### Do this
Take each line containing "Cumulative" and report it exactly as written.

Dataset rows
-- start --

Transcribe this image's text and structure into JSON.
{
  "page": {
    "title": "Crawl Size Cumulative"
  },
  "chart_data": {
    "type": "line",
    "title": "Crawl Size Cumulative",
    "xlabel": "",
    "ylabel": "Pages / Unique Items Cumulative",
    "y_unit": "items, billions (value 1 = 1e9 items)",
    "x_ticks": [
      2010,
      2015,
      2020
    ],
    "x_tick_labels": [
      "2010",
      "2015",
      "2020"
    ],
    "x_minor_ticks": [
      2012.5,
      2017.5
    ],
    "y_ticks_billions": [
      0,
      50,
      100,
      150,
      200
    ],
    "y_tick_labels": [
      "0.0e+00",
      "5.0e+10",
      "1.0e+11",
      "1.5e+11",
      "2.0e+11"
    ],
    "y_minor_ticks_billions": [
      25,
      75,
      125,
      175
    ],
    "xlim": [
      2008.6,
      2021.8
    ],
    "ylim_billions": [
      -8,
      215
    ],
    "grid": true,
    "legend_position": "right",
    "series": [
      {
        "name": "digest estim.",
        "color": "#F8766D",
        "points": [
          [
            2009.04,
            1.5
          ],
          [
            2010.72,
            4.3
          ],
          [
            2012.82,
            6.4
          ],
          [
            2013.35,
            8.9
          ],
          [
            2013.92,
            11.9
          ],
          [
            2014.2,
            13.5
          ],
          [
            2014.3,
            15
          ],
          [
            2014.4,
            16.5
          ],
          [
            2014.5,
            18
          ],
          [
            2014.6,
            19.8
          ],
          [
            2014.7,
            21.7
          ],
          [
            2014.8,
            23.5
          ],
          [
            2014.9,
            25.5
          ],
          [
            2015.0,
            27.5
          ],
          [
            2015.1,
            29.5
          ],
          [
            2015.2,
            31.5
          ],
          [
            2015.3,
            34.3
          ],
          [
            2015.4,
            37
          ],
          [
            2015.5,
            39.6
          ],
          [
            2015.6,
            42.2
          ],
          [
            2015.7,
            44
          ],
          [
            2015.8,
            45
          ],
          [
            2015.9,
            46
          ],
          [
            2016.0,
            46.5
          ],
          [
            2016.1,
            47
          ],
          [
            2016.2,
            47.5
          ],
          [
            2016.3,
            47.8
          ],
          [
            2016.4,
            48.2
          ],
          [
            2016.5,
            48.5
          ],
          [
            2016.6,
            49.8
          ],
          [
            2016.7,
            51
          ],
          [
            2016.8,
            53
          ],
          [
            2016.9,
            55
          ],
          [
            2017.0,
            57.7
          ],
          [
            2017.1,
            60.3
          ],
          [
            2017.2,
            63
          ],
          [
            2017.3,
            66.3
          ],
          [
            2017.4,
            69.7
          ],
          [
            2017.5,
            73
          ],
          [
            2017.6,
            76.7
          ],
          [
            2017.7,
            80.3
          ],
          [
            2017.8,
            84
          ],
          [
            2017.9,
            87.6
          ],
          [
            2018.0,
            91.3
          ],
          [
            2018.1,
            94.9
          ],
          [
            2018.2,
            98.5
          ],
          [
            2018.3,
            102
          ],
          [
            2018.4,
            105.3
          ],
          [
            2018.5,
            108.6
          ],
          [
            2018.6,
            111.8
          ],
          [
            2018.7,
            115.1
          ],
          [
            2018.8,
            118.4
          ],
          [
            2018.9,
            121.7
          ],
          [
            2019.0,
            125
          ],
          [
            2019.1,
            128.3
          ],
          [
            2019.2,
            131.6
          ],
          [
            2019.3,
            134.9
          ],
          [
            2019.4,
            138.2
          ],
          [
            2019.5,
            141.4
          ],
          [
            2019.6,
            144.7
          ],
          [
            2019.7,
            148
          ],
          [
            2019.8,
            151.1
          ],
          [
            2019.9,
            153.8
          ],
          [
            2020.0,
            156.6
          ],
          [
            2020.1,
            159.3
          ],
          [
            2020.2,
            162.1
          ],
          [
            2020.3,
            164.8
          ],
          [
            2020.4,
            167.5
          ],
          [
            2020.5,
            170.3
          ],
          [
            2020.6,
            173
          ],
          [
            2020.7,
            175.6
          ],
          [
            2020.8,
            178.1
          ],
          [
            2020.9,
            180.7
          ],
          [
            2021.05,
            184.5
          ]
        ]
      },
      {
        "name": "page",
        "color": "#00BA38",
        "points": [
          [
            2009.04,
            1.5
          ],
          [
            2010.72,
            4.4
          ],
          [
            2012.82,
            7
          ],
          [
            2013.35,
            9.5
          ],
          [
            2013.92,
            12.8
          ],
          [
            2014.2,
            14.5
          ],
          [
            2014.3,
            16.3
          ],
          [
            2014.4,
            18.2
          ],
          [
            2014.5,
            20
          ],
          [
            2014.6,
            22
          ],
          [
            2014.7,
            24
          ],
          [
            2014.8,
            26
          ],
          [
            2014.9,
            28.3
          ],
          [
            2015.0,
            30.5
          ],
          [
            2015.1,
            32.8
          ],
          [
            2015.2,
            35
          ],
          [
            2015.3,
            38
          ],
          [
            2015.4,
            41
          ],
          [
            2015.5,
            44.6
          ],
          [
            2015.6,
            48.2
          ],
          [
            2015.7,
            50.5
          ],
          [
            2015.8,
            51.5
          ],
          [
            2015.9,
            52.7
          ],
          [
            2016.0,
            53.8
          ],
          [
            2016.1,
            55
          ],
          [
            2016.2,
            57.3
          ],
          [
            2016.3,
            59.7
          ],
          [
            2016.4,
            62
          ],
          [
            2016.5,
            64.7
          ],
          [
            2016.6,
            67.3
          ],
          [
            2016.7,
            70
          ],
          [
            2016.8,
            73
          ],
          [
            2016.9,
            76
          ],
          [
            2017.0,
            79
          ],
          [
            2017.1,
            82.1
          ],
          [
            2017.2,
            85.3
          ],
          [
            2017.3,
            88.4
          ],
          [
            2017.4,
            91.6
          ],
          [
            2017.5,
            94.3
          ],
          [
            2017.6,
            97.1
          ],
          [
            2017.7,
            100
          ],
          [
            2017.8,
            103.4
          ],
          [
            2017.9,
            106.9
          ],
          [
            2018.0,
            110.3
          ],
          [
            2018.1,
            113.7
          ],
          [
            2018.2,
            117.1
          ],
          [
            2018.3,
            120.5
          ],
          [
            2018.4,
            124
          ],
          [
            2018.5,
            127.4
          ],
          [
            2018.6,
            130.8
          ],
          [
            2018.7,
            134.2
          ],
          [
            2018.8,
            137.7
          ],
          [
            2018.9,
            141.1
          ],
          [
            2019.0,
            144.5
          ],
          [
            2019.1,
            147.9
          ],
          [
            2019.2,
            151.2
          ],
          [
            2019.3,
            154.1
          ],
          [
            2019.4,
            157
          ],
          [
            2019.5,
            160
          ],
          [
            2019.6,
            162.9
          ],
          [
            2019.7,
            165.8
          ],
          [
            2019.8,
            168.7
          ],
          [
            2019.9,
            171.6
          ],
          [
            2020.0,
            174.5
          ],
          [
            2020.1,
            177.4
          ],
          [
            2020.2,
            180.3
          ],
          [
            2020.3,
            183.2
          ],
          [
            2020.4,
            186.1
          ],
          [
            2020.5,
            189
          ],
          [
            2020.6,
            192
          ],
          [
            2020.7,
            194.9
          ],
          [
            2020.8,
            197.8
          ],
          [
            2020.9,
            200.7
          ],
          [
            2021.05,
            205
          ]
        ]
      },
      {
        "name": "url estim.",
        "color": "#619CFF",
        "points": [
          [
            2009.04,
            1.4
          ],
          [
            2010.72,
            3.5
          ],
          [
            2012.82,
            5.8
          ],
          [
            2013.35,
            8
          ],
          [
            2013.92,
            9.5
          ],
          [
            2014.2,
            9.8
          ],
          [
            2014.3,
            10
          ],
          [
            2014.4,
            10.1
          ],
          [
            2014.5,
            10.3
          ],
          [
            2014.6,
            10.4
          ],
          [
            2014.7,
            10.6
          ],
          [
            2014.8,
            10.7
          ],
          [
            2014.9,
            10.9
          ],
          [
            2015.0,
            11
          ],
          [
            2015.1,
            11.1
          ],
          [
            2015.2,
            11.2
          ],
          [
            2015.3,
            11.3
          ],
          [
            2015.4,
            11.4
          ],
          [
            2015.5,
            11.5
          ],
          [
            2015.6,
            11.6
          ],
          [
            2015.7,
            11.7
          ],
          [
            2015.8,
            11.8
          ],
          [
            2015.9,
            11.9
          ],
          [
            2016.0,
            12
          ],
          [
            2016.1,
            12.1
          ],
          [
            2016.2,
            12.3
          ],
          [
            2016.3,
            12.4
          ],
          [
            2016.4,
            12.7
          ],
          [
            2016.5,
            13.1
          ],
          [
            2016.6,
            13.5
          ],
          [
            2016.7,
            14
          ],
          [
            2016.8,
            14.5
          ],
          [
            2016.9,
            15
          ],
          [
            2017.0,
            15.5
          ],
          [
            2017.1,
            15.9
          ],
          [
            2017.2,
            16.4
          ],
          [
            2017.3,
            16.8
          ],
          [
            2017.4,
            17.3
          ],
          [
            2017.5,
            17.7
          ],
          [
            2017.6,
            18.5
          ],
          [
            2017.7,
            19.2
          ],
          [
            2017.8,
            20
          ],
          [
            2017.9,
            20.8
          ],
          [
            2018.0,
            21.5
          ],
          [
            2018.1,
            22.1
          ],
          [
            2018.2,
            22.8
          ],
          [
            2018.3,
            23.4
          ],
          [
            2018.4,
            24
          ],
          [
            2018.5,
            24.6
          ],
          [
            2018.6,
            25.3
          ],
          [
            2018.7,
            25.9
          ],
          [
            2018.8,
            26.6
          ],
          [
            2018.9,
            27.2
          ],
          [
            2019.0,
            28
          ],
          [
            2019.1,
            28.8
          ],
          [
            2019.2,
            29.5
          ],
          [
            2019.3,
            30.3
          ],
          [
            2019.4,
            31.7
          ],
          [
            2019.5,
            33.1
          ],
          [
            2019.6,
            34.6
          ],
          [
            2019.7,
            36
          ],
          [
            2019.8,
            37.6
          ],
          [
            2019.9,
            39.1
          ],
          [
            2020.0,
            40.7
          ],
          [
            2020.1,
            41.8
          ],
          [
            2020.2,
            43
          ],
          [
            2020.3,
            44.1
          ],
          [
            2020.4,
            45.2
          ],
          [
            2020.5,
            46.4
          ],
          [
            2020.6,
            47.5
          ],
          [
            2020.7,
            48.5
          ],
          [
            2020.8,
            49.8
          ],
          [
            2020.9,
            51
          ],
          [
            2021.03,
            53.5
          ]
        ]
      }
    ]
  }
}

-- end --

### In response
    "title": "Crawl Size Cumulative"
    "title": "Crawl Size Cumulative",
    "ylabel": "Pages / Unique Items Cumulative",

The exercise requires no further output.